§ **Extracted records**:
....

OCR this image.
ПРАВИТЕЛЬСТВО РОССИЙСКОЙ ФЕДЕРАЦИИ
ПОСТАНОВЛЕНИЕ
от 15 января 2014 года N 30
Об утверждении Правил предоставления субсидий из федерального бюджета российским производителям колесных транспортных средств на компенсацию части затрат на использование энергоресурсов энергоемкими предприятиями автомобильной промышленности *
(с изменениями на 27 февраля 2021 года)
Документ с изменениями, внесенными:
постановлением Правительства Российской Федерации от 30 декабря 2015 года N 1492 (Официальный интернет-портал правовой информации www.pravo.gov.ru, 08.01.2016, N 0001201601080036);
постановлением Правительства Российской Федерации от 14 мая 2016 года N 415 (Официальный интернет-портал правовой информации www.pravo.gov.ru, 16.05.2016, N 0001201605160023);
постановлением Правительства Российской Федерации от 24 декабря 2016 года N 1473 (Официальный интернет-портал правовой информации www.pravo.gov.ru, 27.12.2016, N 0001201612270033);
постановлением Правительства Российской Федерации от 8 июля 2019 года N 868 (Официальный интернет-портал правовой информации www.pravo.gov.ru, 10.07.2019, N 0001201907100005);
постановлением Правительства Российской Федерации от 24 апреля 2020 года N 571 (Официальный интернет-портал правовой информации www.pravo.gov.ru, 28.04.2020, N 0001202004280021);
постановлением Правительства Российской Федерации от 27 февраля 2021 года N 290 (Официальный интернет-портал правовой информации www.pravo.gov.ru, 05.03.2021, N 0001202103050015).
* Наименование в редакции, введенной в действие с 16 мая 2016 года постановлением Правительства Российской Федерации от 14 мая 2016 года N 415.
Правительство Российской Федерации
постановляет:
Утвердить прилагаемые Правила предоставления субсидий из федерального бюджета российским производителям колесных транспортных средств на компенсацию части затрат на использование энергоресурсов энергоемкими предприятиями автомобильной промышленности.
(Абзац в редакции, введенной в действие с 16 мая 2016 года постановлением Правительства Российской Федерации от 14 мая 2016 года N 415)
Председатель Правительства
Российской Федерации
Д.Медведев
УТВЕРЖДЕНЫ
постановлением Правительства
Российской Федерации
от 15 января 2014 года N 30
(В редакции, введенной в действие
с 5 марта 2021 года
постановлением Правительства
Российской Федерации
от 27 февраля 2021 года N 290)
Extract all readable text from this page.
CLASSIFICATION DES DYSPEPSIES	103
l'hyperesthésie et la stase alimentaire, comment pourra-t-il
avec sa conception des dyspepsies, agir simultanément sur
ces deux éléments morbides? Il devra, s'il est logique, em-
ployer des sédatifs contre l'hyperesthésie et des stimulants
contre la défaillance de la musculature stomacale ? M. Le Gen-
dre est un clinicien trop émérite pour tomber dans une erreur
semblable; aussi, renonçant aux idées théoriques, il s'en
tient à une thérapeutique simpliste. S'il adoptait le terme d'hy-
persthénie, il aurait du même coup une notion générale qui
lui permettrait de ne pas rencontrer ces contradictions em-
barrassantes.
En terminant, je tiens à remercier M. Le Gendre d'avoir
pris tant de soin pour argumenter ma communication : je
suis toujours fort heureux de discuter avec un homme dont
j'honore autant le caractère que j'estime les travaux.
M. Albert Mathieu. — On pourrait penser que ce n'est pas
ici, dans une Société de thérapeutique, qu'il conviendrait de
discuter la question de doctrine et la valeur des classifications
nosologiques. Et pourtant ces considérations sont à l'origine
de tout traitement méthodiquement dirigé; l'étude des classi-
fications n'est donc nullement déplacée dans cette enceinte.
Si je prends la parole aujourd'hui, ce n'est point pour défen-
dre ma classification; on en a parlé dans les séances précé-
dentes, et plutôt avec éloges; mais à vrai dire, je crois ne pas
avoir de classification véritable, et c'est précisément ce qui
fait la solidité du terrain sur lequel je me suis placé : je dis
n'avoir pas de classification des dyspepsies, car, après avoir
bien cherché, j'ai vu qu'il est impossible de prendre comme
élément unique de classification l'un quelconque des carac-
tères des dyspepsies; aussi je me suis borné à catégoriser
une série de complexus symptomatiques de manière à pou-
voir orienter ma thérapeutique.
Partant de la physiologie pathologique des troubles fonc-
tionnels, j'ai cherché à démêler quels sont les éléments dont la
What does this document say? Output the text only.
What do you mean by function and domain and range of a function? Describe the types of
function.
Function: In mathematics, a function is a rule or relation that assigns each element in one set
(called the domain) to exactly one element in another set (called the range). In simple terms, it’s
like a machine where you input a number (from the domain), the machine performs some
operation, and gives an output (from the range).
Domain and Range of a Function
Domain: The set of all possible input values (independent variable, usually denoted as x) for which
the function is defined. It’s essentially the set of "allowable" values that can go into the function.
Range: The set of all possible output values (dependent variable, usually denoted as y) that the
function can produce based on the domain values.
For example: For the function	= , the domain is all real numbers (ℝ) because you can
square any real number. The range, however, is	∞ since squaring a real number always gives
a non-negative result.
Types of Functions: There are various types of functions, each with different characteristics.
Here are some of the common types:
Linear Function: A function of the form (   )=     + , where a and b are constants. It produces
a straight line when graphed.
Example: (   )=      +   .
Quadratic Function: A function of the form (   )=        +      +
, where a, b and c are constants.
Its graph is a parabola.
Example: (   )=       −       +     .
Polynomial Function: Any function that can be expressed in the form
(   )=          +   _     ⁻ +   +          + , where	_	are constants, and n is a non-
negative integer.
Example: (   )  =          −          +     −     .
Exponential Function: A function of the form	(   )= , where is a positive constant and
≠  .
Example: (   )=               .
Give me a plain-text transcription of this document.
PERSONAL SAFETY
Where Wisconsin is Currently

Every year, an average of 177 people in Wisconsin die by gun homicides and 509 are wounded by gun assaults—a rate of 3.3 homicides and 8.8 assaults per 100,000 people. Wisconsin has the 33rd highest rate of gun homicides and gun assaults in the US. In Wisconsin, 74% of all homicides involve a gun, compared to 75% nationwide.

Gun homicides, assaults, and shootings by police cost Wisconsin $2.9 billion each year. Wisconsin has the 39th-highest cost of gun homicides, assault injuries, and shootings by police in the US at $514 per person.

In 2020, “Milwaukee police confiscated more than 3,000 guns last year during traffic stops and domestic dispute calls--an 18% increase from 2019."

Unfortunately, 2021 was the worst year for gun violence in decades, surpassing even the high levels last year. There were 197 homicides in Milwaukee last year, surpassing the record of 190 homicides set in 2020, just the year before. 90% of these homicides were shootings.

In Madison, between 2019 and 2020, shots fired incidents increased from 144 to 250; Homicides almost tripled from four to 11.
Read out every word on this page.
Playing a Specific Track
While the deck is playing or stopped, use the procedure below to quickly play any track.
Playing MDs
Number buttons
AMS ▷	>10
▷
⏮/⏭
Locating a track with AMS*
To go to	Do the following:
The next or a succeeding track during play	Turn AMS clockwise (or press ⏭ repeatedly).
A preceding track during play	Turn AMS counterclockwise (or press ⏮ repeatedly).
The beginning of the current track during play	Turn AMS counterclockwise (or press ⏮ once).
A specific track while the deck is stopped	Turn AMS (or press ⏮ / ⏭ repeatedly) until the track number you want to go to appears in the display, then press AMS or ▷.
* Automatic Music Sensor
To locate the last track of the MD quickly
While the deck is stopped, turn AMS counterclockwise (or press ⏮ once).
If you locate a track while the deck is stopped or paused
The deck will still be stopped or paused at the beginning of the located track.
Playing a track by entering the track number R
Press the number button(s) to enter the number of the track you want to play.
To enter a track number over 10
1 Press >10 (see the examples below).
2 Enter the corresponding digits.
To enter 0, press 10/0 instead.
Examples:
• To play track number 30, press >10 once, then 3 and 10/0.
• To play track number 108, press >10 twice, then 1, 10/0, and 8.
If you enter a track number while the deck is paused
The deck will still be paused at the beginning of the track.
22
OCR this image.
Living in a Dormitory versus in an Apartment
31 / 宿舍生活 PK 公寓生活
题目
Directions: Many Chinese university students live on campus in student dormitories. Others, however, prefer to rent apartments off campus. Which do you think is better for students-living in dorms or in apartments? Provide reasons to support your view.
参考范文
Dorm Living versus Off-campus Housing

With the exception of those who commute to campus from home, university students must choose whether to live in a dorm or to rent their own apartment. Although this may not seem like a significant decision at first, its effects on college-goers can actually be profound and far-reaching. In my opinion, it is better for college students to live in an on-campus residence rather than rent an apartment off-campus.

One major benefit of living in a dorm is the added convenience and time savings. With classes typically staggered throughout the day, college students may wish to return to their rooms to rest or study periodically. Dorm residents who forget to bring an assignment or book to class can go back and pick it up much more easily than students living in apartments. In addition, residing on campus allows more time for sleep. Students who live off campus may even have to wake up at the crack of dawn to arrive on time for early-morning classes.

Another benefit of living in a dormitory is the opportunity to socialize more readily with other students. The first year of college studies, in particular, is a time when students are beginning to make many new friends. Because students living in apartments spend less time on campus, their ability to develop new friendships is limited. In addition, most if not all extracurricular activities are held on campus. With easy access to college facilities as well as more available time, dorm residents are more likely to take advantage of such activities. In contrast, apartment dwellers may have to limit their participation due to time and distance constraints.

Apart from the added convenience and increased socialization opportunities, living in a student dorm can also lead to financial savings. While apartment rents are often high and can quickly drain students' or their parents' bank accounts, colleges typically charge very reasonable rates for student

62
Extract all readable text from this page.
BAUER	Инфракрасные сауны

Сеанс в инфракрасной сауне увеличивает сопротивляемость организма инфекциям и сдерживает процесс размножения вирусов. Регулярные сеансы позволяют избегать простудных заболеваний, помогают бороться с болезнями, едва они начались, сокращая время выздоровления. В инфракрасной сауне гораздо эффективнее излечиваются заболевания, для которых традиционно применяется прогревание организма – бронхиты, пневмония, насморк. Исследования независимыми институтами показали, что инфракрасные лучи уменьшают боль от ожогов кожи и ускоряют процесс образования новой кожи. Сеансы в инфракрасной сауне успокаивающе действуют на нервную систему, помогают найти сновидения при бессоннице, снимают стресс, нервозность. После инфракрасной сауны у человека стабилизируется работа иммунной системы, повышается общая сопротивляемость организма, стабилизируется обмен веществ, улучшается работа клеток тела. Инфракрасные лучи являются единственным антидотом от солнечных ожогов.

....

§ **The request**: Using the data above, copy each line that contains "предприятиями".

§ **Answer**:
Об утверждении Правил предоставления субсидий из федерального бюджета российским производителям колесных транспортных средств на компенсацию части затрат на использование энергоресурсов энергоемкими предприятиями автомобильной промышленности *
Утвердить прилагаемые Правила предоставления субсидий из федерального бюджета российским производителям колесных транспортных средств на компенсацию части затрат на использование энергоресурсов энергоемкими предприятиями автомобильной промышленности.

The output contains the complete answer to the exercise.